▸ What you need to do: Every line below should be repeated exactly.

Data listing

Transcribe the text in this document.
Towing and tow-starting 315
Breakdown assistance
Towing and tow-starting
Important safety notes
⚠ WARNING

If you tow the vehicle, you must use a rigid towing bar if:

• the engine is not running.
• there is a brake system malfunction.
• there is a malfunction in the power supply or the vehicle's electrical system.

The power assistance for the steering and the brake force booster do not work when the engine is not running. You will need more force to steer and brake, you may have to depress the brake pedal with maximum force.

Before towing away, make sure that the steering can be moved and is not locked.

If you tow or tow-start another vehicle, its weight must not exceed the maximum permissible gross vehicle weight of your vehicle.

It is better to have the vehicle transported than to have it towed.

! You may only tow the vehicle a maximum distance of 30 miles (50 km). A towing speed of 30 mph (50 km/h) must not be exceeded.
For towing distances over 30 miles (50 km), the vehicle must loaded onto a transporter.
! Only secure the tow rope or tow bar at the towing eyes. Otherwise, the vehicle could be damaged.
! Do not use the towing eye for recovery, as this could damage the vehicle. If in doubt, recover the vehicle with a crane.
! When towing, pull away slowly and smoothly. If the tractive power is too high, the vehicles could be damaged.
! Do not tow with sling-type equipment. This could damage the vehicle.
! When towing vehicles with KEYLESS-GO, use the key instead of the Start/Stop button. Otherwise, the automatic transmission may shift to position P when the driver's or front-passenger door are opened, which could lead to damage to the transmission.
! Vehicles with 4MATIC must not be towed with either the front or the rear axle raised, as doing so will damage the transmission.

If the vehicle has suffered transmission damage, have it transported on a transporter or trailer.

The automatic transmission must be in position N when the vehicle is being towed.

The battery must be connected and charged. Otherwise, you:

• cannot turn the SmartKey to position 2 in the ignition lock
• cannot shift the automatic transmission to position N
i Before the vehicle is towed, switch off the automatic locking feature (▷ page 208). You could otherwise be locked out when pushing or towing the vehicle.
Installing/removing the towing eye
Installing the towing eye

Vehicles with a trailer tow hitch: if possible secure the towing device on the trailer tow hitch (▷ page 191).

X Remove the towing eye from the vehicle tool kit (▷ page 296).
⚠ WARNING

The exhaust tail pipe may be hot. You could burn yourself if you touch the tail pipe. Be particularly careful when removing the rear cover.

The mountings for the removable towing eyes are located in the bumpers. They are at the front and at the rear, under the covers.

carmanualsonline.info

▸ Result below:
Transcribe the text in this document.
Towing and tow-starting 315
Breakdown assistance
Towing and tow-starting
Important safety notes
⚠ WARNING

If you tow the vehicle, you must use a rigid towing bar if:

• the engine is not running.
• there is a brake system malfunction.
• there is a malfunction in the power supply or the vehicle's electrical system.

The power assistance for the steering and the brake force booster do not work when the engine is not running. You will need more force to steer and brake, you may have to depress the brake pedal with maximum force.

Before towing away, make sure that the steering can be moved and is not locked.

If you tow or tow-start another vehicle, its weight must not exceed the maximum permissible gross vehicle weight of your vehicle.

It is better to have the vehicle transported than to have it towed.

! You may only tow the vehicle a maximum distance of 30 miles (50 km). A towing speed of 30 mph (50 km/h) must not be exceeded.
For towing distances over 30 miles (50 km), the vehicle must loaded onto a transporter.
! Only secure the tow rope or tow bar at the towing eyes. Otherwise, the vehicle could be damaged.
! Do not use the towing eye for recovery, as this could damage the vehicle. If in doubt, recover the vehicle with a crane.
! When towing, pull away slowly and smoothly. If the tractive power is too high, the vehicles could be damaged.
! Do not tow with sling-type equipment. This could damage the vehicle.
! When towing vehicles with KEYLESS-GO, use the key instead of the Start/Stop button. Otherwise, the automatic transmission may shift to position P when the driver's or front-passenger door are opened, which could lead to damage to the transmission.
! Vehicles with 4MATIC must not be towed with either the front or the rear axle raised, as doing so will damage the transmission.

If the vehicle has suffered transmission damage, have it transported on a transporter or trailer.

The automatic transmission must be in position N when the vehicle is being towed.

The battery must be connected and charged. Otherwise, you:

• cannot turn the SmartKey to position 2 in the ignition lock
• cannot shift the automatic transmission to position N
i Before the vehicle is towed, switch off the automatic locking feature (▷ page 208). You could otherwise be locked out when pushing or towing the vehicle.
Installing/removing the towing eye
Installing the towing eye

Vehicles with a trailer tow hitch: if possible secure the towing device on the trailer tow hitch (▷ page 191).

X Remove the towing eye from the vehicle tool kit (▷ page 296).
⚠ WARNING

The exhaust tail pipe may be hot. You could burn yourself if you touch the tail pipe. Be particularly careful when removing the rear cover.

The mountings for the removable towing eyes are located in the bumpers. They are at the front and at the rear, under the covers.

carmanualsonline.info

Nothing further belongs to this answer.